Extracted entries
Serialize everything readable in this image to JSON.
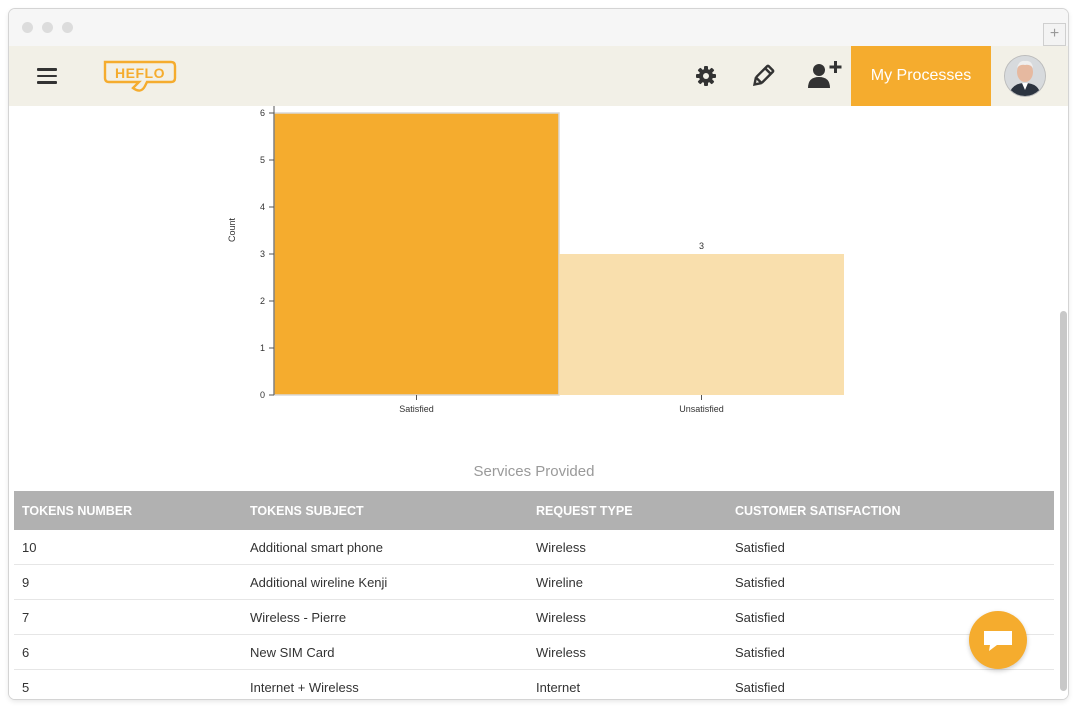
{
  "header": {
    "logo_text": "HEFLO",
    "my_processes": "My Processes",
    "icons": [
      "settings-icon",
      "edit-icon",
      "add-user-icon"
    ]
  },
  "colors": {
    "accent": "#f5ac2e",
    "accent_light": "#f9dfad",
    "header_bg": "#f2f0e7",
    "table_header_bg": "#b1b1b1"
  },
  "chart_data": {
    "type": "bar",
    "categories": [
      "Satisfied",
      "Unsatisfied"
    ],
    "values": [
      6,
      3
    ],
    "data_labels": [
      "",
      "3"
    ],
    "ylabel": "Count",
    "xlabel": "",
    "ylim": [
      0,
      6
    ],
    "yticks": [
      "0",
      "1",
      "2",
      "3",
      "4",
      "5",
      "6"
    ],
    "grid": false
  },
  "table": {
    "title": "Services Provided",
    "columns": [
      "TOKENS NUMBER",
      "TOKENS SUBJECT",
      "REQUEST TYPE",
      "CUSTOMER SATISFACTION"
    ],
    "rows": [
      [
        "10",
        "Additional smart phone",
        "Wireless",
        "Satisfied"
      ],
      [
        "9",
        "Additional wireline Kenji",
        "Wireline",
        "Satisfied"
      ],
      [
        "7",
        "Wireless - Pierre",
        "Wireless",
        "Satisfied"
      ],
      [
        "6",
        "New SIM Card",
        "Wireless",
        "Satisfied"
      ],
      [
        "5",
        "Internet + Wireless",
        "Internet",
        "Satisfied"
      ]
    ]
  }
}
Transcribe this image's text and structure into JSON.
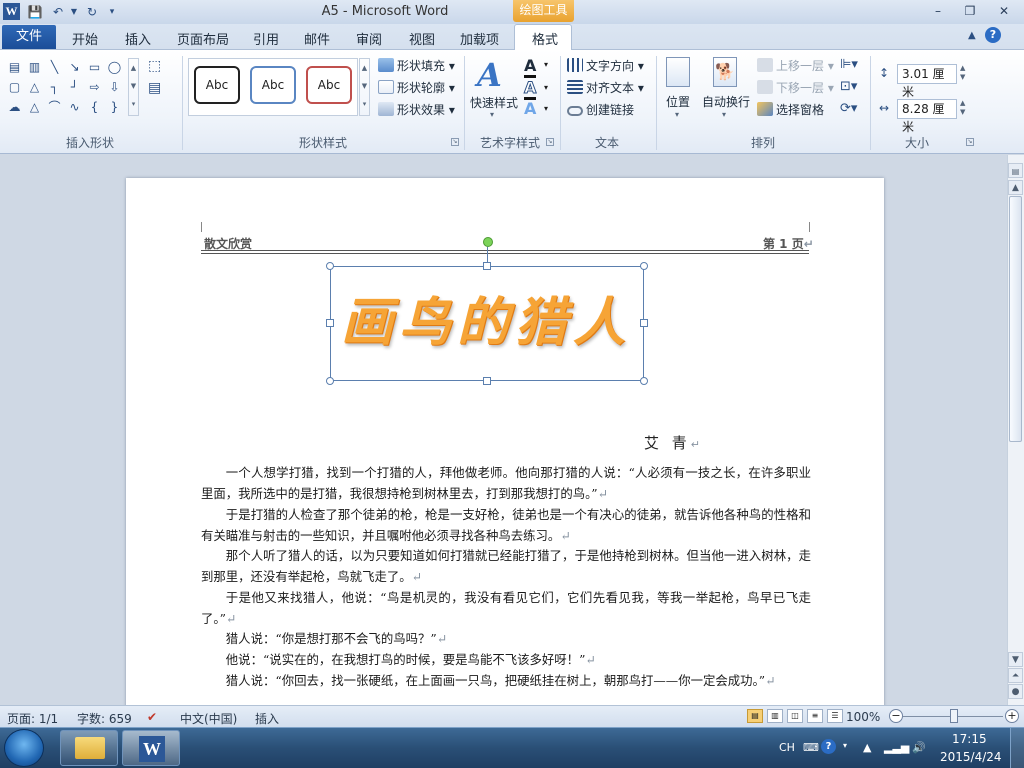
{
  "window": {
    "app_title": "A5 - Microsoft Word",
    "contextual_tab_group": "绘图工具",
    "app_icon_letter": "W"
  },
  "tabs": {
    "file": "文件",
    "items": [
      "开始",
      "插入",
      "页面布局",
      "引用",
      "邮件",
      "审阅",
      "视图",
      "加载项",
      "格式"
    ]
  },
  "ribbon": {
    "groups": {
      "insert_shapes": "插入形状",
      "shape_styles": "形状样式",
      "wordart_styles": "艺术字样式",
      "text": "文本",
      "arrange": "排列",
      "size": "大小"
    },
    "shape_style_sample": "Abc",
    "shape_fill": "形状填充",
    "shape_outline": "形状轮廓",
    "shape_effects": "形状效果",
    "quick_styles": "快速样式",
    "text_direction": "文字方向",
    "align_text": "对齐文本",
    "create_link": "创建链接",
    "position": "位置",
    "wrap_text": "自动换行",
    "bring_forward": "上移一层",
    "send_backward": "下移一层",
    "selection_pane": "选择窗格",
    "height": "3.01 厘米",
    "width": "8.28 厘米"
  },
  "document": {
    "header_left": "散文欣赏",
    "header_right": "第 1 页",
    "wordart_title": "画鸟的猎人",
    "author": "艾  青",
    "paragraphs": [
      "一个人想学打猎，找到一个打猎的人，拜他做老师。他向那打猎的人说：“人必须有一技之长，在许多职业里面，我所选中的是打猎，我很想持枪到树林里去，打到那我想打的鸟。”",
      "于是打猎的人检查了那个徒弟的枪，枪是一支好枪，徒弟也是一个有决心的徒弟，就告诉他各种鸟的性格和有关瞄准与射击的一些知识，并且嘱咐他必须寻找各种鸟去练习。",
      "那个人听了猎人的话，以为只要知道如何打猎就已经能打猎了，于是他持枪到树林。但当他一进入树林，走到那里，还没有举起枪，鸟就飞走了。",
      "于是他又来找猎人，他说：“鸟是机灵的，我没有看见它们，它们先看见我，等我一举起枪，鸟早已飞走了。”",
      "猎人说：“你是想打那不会飞的鸟吗？”",
      "他说：“说实在的，在我想打鸟的时候，要是鸟能不飞该多好呀！”",
      "猎人说：“你回去，找一张硬纸，在上面画一只鸟，把硬纸挂在树上，朝那鸟打——你一定会成功。”"
    ]
  },
  "statusbar": {
    "page": "页面: 1/1",
    "words": "字数: 659",
    "language": "中文(中国)",
    "mode": "插入",
    "zoom": "100%",
    "zoom_level": 100
  },
  "taskbar": {
    "lang": "CH",
    "time": "17:15",
    "date": "2015/4/24"
  },
  "colors": {
    "file_tab": "#1b4d98",
    "contextual_tab": "#e9a22f",
    "wordart": "#f6a436"
  }
}
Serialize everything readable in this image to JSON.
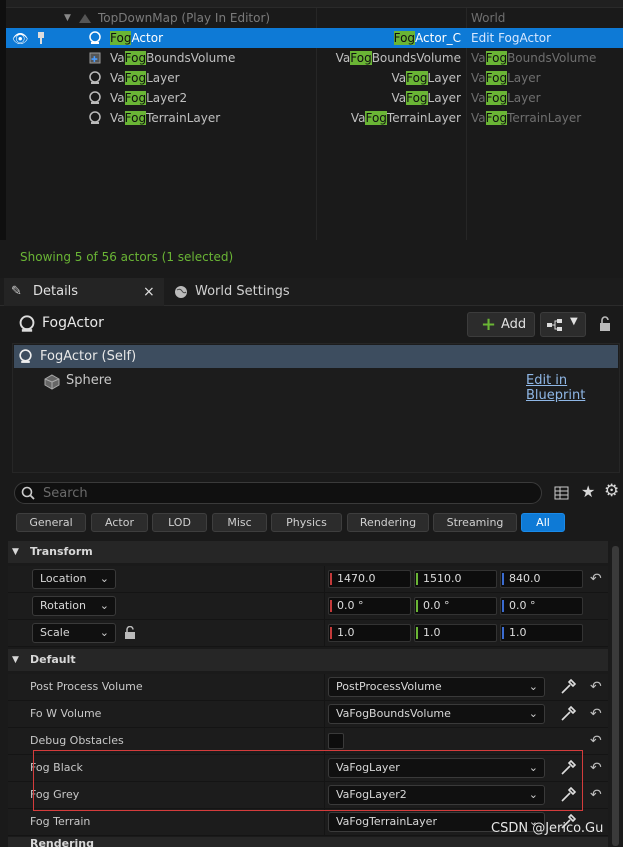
{
  "outliner": {
    "header": {
      "name": "TopDownMap (Play In Editor)",
      "right": "World"
    },
    "rows": [
      {
        "name_hl": "Fog",
        "name_rest": "Actor",
        "type_pre": "",
        "type_hl": "Fog",
        "type_rest": "Actor_C",
        "right_pre": "Edit ",
        "right_hl": "Fog",
        "right_rest": "Actor"
      },
      {
        "name_pre": "Va",
        "name_hl": "Fog",
        "name_rest": "BoundsVolume",
        "type_pre": "Va",
        "type_hl": "Fog",
        "type_rest": "BoundsVolume",
        "right_pre": "Va",
        "right_hl": "Fog",
        "right_rest": "BoundsVolume"
      },
      {
        "name_pre": "Va",
        "name_hl": "Fog",
        "name_rest": "Layer",
        "type_pre": "Va",
        "type_hl": "Fog",
        "type_rest": "Layer",
        "right_pre": "Va",
        "right_hl": "Fog",
        "right_rest": "Layer"
      },
      {
        "name_pre": "Va",
        "name_hl": "Fog",
        "name_rest": "Layer2",
        "type_pre": "Va",
        "type_hl": "Fog",
        "type_rest": "Layer",
        "right_pre": "Va",
        "right_hl": "Fog",
        "right_rest": "Layer"
      },
      {
        "name_pre": "Va",
        "name_hl": "Fog",
        "name_rest": "TerrainLayer",
        "type_pre": "Va",
        "type_hl": "Fog",
        "type_rest": "TerrainLayer",
        "right_pre": "Va",
        "right_hl": "Fog",
        "right_rest": "TerrainLayer"
      }
    ],
    "status": "Showing 5 of 56 actors (1 selected)"
  },
  "tabs": {
    "details": "Details",
    "world_settings": "World Settings",
    "close": "×"
  },
  "details": {
    "actor_name": "FogActor",
    "add_label": "Add",
    "components": {
      "self": "FogActor (Self)",
      "sphere": "Sphere",
      "edit_blueprint": "Edit in Blueprint"
    },
    "search_placeholder": "Search",
    "filters": [
      "General",
      "Actor",
      "LOD",
      "Misc",
      "Physics",
      "Rendering",
      "Streaming",
      "All"
    ],
    "transform": {
      "title": "Transform",
      "location": {
        "label": "Location",
        "x": "1470.0",
        "y": "1510.0",
        "z": "840.0"
      },
      "rotation": {
        "label": "Rotation",
        "x": "0.0 °",
        "y": "0.0 °",
        "z": "0.0 °"
      },
      "scale": {
        "label": "Scale",
        "x": "1.0",
        "y": "1.0",
        "z": "1.0"
      }
    },
    "default": {
      "title": "Default",
      "props": [
        {
          "label": "Post Process Volume",
          "value": "PostProcessVolume"
        },
        {
          "label": "Fo W Volume",
          "value": "VaFogBoundsVolume"
        },
        {
          "label": "Debug Obstacles",
          "value": ""
        },
        {
          "label": "Fog Black",
          "value": "VaFogLayer"
        },
        {
          "label": "Fog Grey",
          "value": "VaFogLayer2"
        },
        {
          "label": "Fog Terrain",
          "value": "VaFogTerrainLayer"
        }
      ]
    },
    "next_category": "Rendering"
  },
  "watermark": "CSDN @Jerico.Gu",
  "colors": {
    "selection": "#0e7ad6",
    "highlight": "#6ab535",
    "axis_x": "#c43a3a",
    "axis_y": "#6ab535",
    "axis_z": "#3a6bd0",
    "annotation": "#d43c3c"
  }
}
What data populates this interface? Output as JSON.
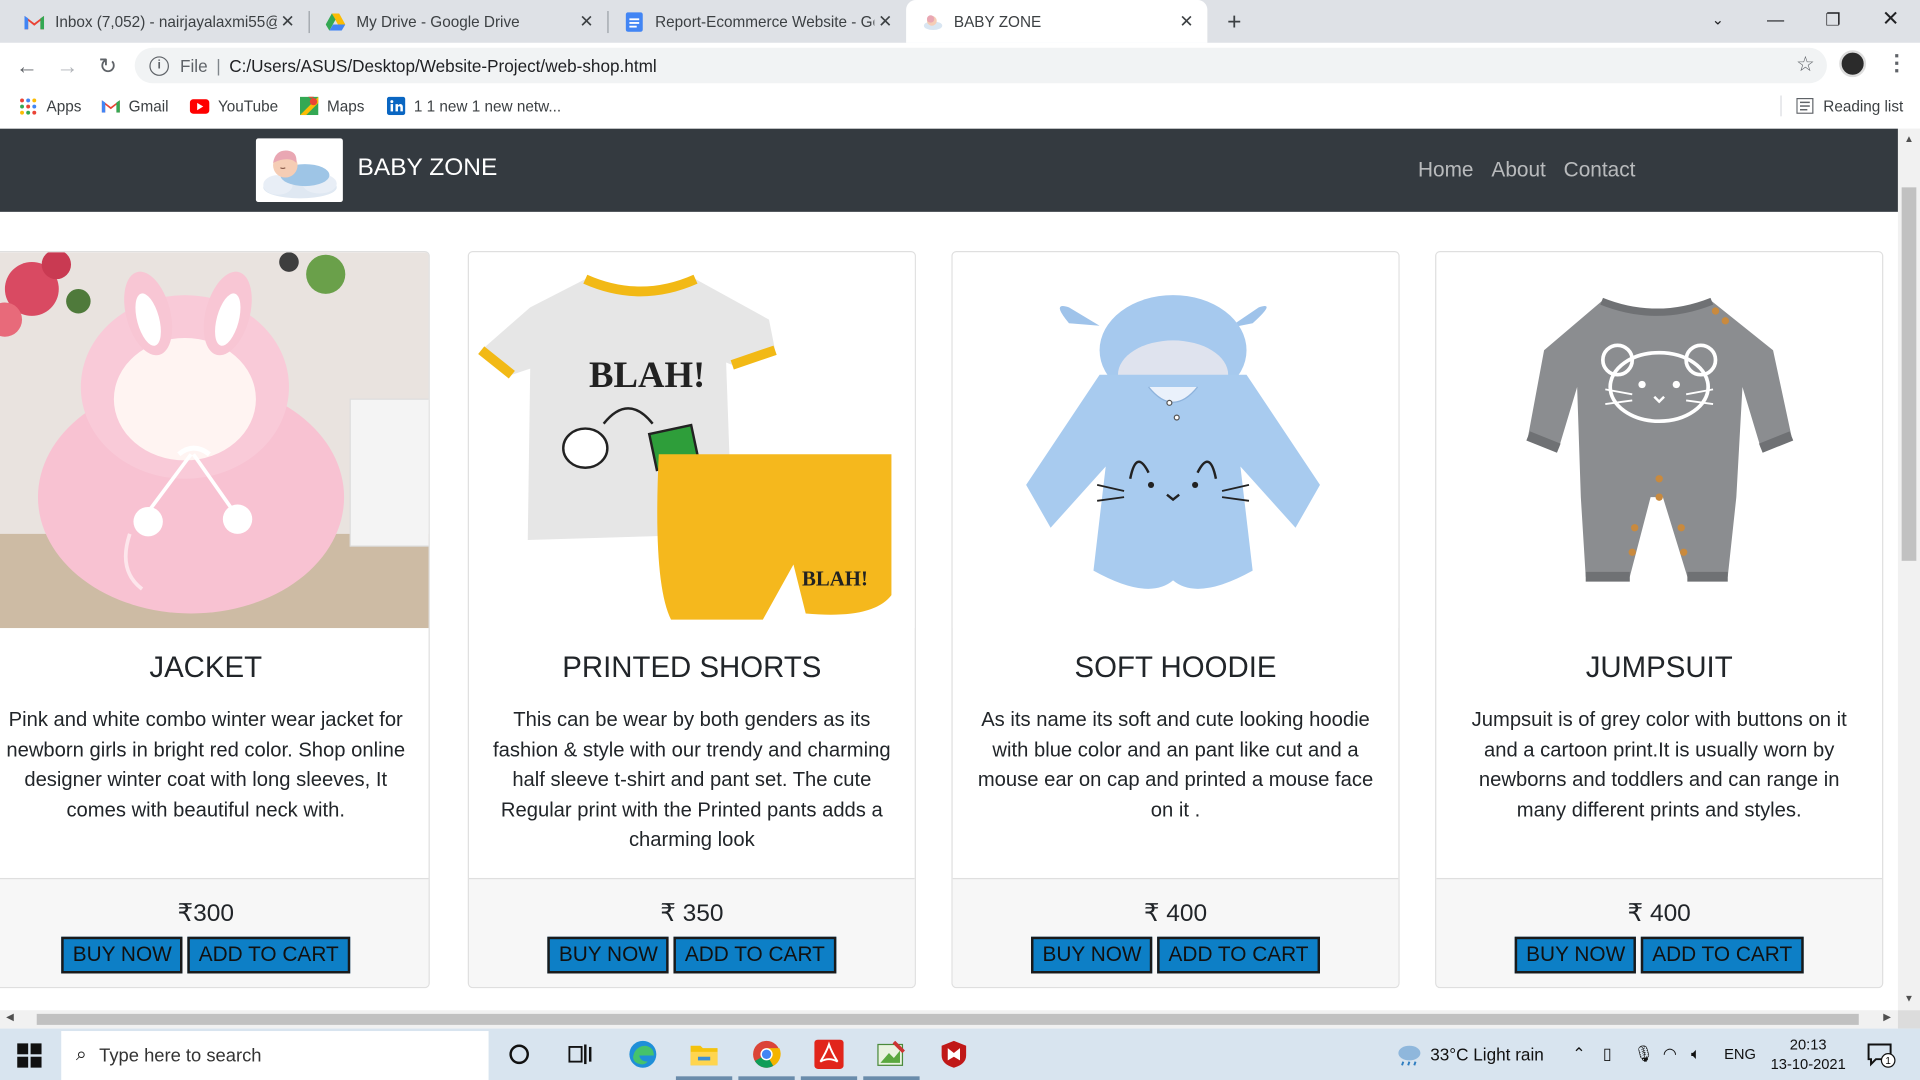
{
  "browser": {
    "tabs": [
      {
        "title": "Inbox (7,052) - nairjayalaxmi55@",
        "icon": "gmail-icon"
      },
      {
        "title": "My Drive - Google Drive",
        "icon": "google-drive-icon"
      },
      {
        "title": "Report-Ecommerce Website - Go",
        "icon": "google-docs-icon"
      },
      {
        "title": "BABY ZONE",
        "icon": "baby-favicon",
        "active": true
      }
    ],
    "address": {
      "scheme": "File",
      "url": "C:/Users/ASUS/Desktop/Website-Project/web-shop.html"
    },
    "bookmarks": [
      {
        "label": "Apps",
        "icon": "apps-grid-icon"
      },
      {
        "label": "Gmail",
        "icon": "gmail-icon"
      },
      {
        "label": "YouTube",
        "icon": "youtube-icon"
      },
      {
        "label": "Maps",
        "icon": "maps-icon"
      },
      {
        "label": "1 1 new 1 new netw...",
        "icon": "linkedin-icon"
      }
    ],
    "reading_list": "Reading list"
  },
  "site": {
    "brand": "BABY ZONE",
    "nav": [
      "Home",
      "About",
      "Contact"
    ],
    "products": [
      {
        "title": "JACKET",
        "text": "Pink and white combo winter wear jacket for newborn girls in bright red color. Shop online designer winter coat with long sleeves, It comes with beautiful neck with.",
        "price": "₹300",
        "buy": "BUY NOW",
        "cart": "ADD TO CART"
      },
      {
        "title": "PRINTED SHORTS",
        "text": "This can be wear by both genders as its fashion & style with our trendy and charming half sleeve t-shirt and pant set. The cute Regular print with the Printed pants adds a charming look",
        "price": "₹ 350",
        "buy": "BUY NOW",
        "cart": "ADD TO CART",
        "print_text": "BLAH!"
      },
      {
        "title": "SOFT HOODIE",
        "text": "As its name its soft and cute looking hoodie with blue color and an pant like cut and a mouse ear on cap and printed a mouse face on it .",
        "price": "₹ 400",
        "buy": "BUY NOW",
        "cart": "ADD TO CART"
      },
      {
        "title": "JUMPSUIT",
        "text": "Jumpsuit is of grey color with buttons on it and a cartoon print.It is usually worn by newborns and toddlers and can range in many different prints and styles.",
        "price": "₹ 400",
        "buy": "BUY NOW",
        "cart": "ADD TO CART"
      }
    ],
    "colors": {
      "navbar": "#343a40",
      "button": "#0d7fc6"
    }
  },
  "taskbar": {
    "search_placeholder": "Type here to search",
    "weather": "33°C  Light rain",
    "language": "ENG",
    "time": "20:13",
    "date": "13-10-2021",
    "notifications": "1"
  }
}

Work to complete
Scan the data above and copy every line with "JSON" in it.

Result for this task
Serialize everything readable in this image to JSON.
Transcribe this image's text and structure into JSON.
Serialize everything readable in this image to JSON.
What data populates this interface? Output as JSON.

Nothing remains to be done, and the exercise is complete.